(Saved entries)

BEGIN

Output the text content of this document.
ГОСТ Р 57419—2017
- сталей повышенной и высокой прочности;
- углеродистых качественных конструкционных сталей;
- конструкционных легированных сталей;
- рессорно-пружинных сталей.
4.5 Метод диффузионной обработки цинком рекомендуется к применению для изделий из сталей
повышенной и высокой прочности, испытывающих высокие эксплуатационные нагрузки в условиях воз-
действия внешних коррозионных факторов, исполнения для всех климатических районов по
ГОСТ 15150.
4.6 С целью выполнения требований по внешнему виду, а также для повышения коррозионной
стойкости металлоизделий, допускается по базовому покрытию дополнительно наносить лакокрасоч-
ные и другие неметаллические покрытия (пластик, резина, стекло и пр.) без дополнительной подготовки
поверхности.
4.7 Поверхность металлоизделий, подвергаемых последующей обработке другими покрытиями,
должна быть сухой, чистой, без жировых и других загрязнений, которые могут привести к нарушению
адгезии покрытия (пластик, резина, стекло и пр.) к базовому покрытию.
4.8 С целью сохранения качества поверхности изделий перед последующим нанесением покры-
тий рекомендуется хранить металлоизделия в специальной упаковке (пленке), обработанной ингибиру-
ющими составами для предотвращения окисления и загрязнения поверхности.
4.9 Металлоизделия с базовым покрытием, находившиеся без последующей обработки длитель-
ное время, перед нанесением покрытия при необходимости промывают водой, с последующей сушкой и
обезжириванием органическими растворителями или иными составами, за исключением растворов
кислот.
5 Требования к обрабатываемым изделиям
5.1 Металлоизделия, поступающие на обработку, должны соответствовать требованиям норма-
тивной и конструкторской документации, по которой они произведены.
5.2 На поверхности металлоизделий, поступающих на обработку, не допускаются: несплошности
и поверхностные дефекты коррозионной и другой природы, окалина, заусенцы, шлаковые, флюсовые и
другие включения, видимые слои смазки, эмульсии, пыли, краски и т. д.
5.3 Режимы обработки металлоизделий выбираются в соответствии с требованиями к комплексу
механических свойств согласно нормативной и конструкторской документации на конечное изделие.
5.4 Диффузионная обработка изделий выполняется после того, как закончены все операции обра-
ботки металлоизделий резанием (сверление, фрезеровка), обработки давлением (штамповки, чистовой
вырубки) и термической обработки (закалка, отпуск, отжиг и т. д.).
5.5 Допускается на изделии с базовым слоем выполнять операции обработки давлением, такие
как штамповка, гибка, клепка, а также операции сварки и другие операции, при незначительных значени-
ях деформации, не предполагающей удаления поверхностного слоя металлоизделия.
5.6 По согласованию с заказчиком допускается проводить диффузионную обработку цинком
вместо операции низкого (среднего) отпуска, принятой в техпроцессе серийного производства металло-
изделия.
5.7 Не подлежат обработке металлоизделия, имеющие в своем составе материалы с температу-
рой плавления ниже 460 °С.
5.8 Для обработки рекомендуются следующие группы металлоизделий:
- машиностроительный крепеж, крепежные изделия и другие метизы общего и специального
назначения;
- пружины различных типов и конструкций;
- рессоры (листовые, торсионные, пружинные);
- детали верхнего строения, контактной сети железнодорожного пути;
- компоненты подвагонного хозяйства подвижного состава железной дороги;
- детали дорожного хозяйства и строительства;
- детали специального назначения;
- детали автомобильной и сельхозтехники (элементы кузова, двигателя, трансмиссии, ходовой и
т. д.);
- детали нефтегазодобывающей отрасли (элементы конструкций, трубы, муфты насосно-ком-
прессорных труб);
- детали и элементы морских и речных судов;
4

END

- EXERCISE TASK:
Count each line of the entries that holds the word "базовому", then state the total and nothing more.

- FINISHED EXERCISE:
2